● Directions for this task: Print every line of the listing exactly, please.

* BEGIN Excerpted data *

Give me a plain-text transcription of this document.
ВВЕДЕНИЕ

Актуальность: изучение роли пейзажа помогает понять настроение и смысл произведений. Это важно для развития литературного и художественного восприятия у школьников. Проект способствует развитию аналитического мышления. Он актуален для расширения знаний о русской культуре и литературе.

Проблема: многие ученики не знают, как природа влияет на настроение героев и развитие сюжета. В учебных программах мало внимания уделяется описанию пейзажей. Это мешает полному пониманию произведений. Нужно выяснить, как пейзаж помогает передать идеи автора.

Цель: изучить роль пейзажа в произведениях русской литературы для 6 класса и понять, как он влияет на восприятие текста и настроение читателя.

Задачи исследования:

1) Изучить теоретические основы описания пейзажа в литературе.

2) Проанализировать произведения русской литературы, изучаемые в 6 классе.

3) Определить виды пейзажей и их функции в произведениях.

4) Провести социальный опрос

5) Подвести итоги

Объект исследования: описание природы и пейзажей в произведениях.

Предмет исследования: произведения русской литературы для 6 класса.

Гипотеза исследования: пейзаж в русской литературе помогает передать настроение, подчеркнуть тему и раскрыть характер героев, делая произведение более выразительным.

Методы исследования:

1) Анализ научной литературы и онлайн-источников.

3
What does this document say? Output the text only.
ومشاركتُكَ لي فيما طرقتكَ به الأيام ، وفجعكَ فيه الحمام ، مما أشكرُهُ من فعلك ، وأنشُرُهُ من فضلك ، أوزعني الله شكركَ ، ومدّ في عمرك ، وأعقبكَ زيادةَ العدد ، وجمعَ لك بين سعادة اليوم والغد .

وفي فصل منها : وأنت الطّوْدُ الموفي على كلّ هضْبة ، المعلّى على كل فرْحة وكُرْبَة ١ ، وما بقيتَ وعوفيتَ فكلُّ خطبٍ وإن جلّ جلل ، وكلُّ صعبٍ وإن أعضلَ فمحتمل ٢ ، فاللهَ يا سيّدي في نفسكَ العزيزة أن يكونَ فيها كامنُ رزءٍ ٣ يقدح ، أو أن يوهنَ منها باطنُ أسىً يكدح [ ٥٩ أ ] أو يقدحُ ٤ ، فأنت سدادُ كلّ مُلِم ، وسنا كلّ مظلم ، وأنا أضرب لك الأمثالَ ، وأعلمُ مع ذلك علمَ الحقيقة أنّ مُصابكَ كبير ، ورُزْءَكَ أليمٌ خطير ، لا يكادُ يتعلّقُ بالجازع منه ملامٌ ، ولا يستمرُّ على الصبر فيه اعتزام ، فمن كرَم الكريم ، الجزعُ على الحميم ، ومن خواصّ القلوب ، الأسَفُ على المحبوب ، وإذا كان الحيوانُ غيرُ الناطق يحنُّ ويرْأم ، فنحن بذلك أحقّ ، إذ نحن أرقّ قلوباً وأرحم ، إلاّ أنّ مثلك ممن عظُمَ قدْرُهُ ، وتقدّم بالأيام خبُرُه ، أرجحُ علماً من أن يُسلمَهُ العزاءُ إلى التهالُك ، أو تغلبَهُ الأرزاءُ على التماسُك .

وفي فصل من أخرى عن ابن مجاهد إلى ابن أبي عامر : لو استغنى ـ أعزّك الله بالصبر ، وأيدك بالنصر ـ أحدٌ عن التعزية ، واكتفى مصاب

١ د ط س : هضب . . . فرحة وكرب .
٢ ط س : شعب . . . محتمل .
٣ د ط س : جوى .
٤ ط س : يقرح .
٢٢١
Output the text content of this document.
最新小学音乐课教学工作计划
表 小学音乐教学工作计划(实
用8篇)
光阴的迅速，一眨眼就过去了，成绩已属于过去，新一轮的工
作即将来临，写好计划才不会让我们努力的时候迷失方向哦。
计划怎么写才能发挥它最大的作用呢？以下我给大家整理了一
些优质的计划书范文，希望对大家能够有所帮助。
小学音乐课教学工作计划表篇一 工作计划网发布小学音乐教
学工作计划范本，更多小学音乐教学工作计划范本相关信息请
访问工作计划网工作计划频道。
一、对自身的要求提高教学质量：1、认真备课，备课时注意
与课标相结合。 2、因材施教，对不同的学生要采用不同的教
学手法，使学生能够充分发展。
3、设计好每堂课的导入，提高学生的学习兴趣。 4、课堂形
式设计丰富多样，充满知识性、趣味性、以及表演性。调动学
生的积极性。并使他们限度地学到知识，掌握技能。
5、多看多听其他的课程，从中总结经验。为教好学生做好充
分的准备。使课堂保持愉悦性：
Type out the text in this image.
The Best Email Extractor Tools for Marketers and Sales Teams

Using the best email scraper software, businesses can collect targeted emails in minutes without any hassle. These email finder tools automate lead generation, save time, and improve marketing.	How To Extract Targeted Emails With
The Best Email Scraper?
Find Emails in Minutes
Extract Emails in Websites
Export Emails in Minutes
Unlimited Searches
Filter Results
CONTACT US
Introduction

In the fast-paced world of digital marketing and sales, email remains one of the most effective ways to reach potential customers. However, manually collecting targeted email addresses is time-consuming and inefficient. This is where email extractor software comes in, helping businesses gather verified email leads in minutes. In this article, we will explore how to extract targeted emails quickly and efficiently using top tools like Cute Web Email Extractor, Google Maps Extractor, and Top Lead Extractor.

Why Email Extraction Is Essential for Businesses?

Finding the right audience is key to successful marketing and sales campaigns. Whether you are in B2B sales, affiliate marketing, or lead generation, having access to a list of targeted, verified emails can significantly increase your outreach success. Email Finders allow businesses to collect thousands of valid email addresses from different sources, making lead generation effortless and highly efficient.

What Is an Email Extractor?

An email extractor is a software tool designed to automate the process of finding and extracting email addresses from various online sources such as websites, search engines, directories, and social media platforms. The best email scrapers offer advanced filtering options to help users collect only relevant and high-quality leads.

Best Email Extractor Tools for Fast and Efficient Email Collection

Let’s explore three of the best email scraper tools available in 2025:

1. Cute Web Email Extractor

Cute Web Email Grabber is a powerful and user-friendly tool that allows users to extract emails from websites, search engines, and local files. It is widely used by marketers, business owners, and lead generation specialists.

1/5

* END Excerpted data *

● Final result:
Give me a plain-text transcription of this document.
ВВЕДЕНИЕ

Актуальность: изучение роли пейзажа помогает понять настроение и смысл произведений. Это важно для развития литературного и художественного восприятия у школьников. Проект способствует развитию аналитического мышления. Он актуален для расширения знаний о русской культуре и литературе.

Проблема: многие ученики не знают, как природа влияет на настроение героев и развитие сюжета. В учебных программах мало внимания уделяется описанию пейзажей. Это мешает полному пониманию произведений. Нужно выяснить, как пейзаж помогает передать идеи автора.

Цель: изучить роль пейзажа в произведениях русской литературы для 6 класса и понять, как он влияет на восприятие текста и настроение читателя.

Задачи исследования:

1) Изучить теоретические основы описания пейзажа в литературе.

2) Проанализировать произведения русской литературы, изучаемые в 6 классе.

3) Определить виды пейзажей и их функции в произведениях.

4) Провести социальный опрос

5) Подвести итоги

Объект исследования: описание природы и пейзажей в произведениях.

Предмет исследования: произведения русской литературы для 6 класса.

Гипотеза исследования: пейзаж в русской литературе помогает передать настроение, подчеркнуть тему и раскрыть характер героев, делая произведение более выразительным.

Методы исследования:

1) Анализ научной литературы и онлайн-источников.

3
What does this document say? Output the text only.
ومشاركتُكَ لي فيما طرقتكَ به الأيام ، وفجعكَ فيه الحمام ، مما أشكرُهُ من فعلك ، وأنشُرُهُ من فضلك ، أوزعني الله شكركَ ، ومدّ في عمرك ، وأعقبكَ زيادةَ العدد ، وجمعَ لك بين سعادة اليوم والغد .

وفي فصل منها : وأنت الطّوْدُ الموفي على كلّ هضْبة ، المعلّى على كل فرْحة وكُرْبَة ١ ، وما بقيتَ وعوفيتَ فكلُّ خطبٍ وإن جلّ جلل ، وكلُّ صعبٍ وإن أعضلَ فمحتمل ٢ ، فاللهَ يا سيّدي في نفسكَ العزيزة أن يكونَ فيها كامنُ رزءٍ ٣ يقدح ، أو أن يوهنَ منها باطنُ أسىً يكدح [ ٥٩ أ ] أو يقدحُ ٤ ، فأنت سدادُ كلّ مُلِم ، وسنا كلّ مظلم ، وأنا أضرب لك الأمثالَ ، وأعلمُ مع ذلك علمَ الحقيقة أنّ مُصابكَ كبير ، ورُزْءَكَ أليمٌ خطير ، لا يكادُ يتعلّقُ بالجازع منه ملامٌ ، ولا يستمرُّ على الصبر فيه اعتزام ، فمن كرَم الكريم ، الجزعُ على الحميم ، ومن خواصّ القلوب ، الأسَفُ على المحبوب ، وإذا كان الحيوانُ غيرُ الناطق يحنُّ ويرْأم ، فنحن بذلك أحقّ ، إذ نحن أرقّ قلوباً وأرحم ، إلاّ أنّ مثلك ممن عظُمَ قدْرُهُ ، وتقدّم بالأيام خبُرُه ، أرجحُ علماً من أن يُسلمَهُ العزاءُ إلى التهالُك ، أو تغلبَهُ الأرزاءُ على التماسُك .

وفي فصل من أخرى عن ابن مجاهد إلى ابن أبي عامر : لو استغنى ـ أعزّك الله بالصبر ، وأيدك بالنصر ـ أحدٌ عن التعزية ، واكتفى مصاب

١ د ط س : هضب . . . فرحة وكرب .
٢ ط س : شعب . . . محتمل .
٣ د ط س : جوى .
٤ ط س : يقرح .
٢٢١
Output the text content of this document.
最新小学音乐课教学工作计划
表 小学音乐教学工作计划(实
用8篇)
光阴的迅速，一眨眼就过去了，成绩已属于过去，新一轮的工
作即将来临，写好计划才不会让我们努力的时候迷失方向哦。
计划怎么写才能发挥它最大的作用呢？以下我给大家整理了一
些优质的计划书范文，希望对大家能够有所帮助。
小学音乐课教学工作计划表篇一 工作计划网发布小学音乐教
学工作计划范本，更多小学音乐教学工作计划范本相关信息请
访问工作计划网工作计划频道。
一、对自身的要求提高教学质量：1、认真备课，备课时注意
与课标相结合。 2、因材施教，对不同的学生要采用不同的教
学手法，使学生能够充分发展。
3、设计好每堂课的导入，提高学生的学习兴趣。 4、课堂形
式设计丰富多样，充满知识性、趣味性、以及表演性。调动学
生的积极性。并使他们限度地学到知识，掌握技能。
5、多看多听其他的课程，从中总结经验。为教好学生做好充
分的准备。使课堂保持愉悦性：
Type out the text in this image.
The Best Email Extractor Tools for Marketers and Sales Teams

Using the best email scraper software, businesses can collect targeted emails in minutes without any hassle. These email finder tools automate lead generation, save time, and improve marketing.	How To Extract Targeted Emails With
The Best Email Scraper?
Find Emails in Minutes
Extract Emails in Websites
Export Emails in Minutes
Unlimited Searches
Filter Results
CONTACT US
Introduction

In the fast-paced world of digital marketing and sales, email remains one of the most effective ways to reach potential customers. However, manually collecting targeted email addresses is time-consuming and inefficient. This is where email extractor software comes in, helping businesses gather verified email leads in minutes. In this article, we will explore how to extract targeted emails quickly and efficiently using top tools like Cute Web Email Extractor, Google Maps Extractor, and Top Lead Extractor.

Why Email Extraction Is Essential for Businesses?

Finding the right audience is key to successful marketing and sales campaigns. Whether you are in B2B sales, affiliate marketing, or lead generation, having access to a list of targeted, verified emails can significantly increase your outreach success. Email Finders allow businesses to collect thousands of valid email addresses from different sources, making lead generation effortless and highly efficient.

What Is an Email Extractor?

An email extractor is a software tool designed to automate the process of finding and extracting email addresses from various online sources such as websites, search engines, directories, and social media platforms. The best email scrapers offer advanced filtering options to help users collect only relevant and high-quality leads.

Best Email Extractor Tools for Fast and Efficient Email Collection

Let’s explore three of the best email scraper tools available in 2025:

1. Cute Web Email Extractor

Cute Web Email Grabber is a powerful and user-friendly tool that allows users to extract emails from websites, search engines, and local files. It is widely used by marketers, business owners, and lead generation specialists.

1/5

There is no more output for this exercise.